-- Start SUPPLIED INFORMATION --

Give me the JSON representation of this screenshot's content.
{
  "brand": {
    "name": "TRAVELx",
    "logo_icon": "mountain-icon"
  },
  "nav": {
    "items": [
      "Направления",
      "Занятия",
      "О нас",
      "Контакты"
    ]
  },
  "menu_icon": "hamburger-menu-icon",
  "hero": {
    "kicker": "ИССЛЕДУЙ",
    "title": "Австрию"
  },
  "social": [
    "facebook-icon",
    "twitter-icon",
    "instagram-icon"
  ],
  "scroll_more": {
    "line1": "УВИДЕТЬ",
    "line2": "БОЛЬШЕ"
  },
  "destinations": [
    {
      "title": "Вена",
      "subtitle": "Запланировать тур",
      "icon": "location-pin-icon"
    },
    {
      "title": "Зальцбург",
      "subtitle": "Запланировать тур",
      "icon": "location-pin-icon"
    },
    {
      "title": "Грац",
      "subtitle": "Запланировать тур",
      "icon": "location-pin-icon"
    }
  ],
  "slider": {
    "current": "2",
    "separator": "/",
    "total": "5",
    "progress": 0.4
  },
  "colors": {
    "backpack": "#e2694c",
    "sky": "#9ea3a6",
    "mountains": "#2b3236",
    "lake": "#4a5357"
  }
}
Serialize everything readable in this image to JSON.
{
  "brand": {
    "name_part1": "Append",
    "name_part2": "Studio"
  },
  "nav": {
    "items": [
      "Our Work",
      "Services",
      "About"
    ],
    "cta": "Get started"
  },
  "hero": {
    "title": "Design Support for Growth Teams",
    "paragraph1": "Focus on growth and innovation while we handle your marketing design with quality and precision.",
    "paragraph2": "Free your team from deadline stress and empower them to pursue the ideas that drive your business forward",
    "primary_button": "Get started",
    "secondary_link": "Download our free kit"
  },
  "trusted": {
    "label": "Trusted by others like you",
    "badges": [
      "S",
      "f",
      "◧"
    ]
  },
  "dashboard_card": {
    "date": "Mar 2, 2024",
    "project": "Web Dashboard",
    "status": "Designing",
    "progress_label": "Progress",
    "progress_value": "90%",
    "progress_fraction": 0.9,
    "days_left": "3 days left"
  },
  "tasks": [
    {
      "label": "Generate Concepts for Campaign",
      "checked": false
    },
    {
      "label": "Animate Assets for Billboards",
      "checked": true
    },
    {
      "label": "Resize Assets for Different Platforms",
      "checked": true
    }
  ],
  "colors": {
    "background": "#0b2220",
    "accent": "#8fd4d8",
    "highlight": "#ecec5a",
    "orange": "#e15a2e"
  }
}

-- End SUPPLIED INFORMATION --

**TASK PROMPT:** Pull every line containing "your" from the material above.

**COMPLETE ANSWER:**
    "paragraph1": "Focus on growth and innovation while we handle your marketing design with quality and precision.",
    "paragraph2": "Free your team from deadline stress and empower them to pursue the ideas that drive your business forward",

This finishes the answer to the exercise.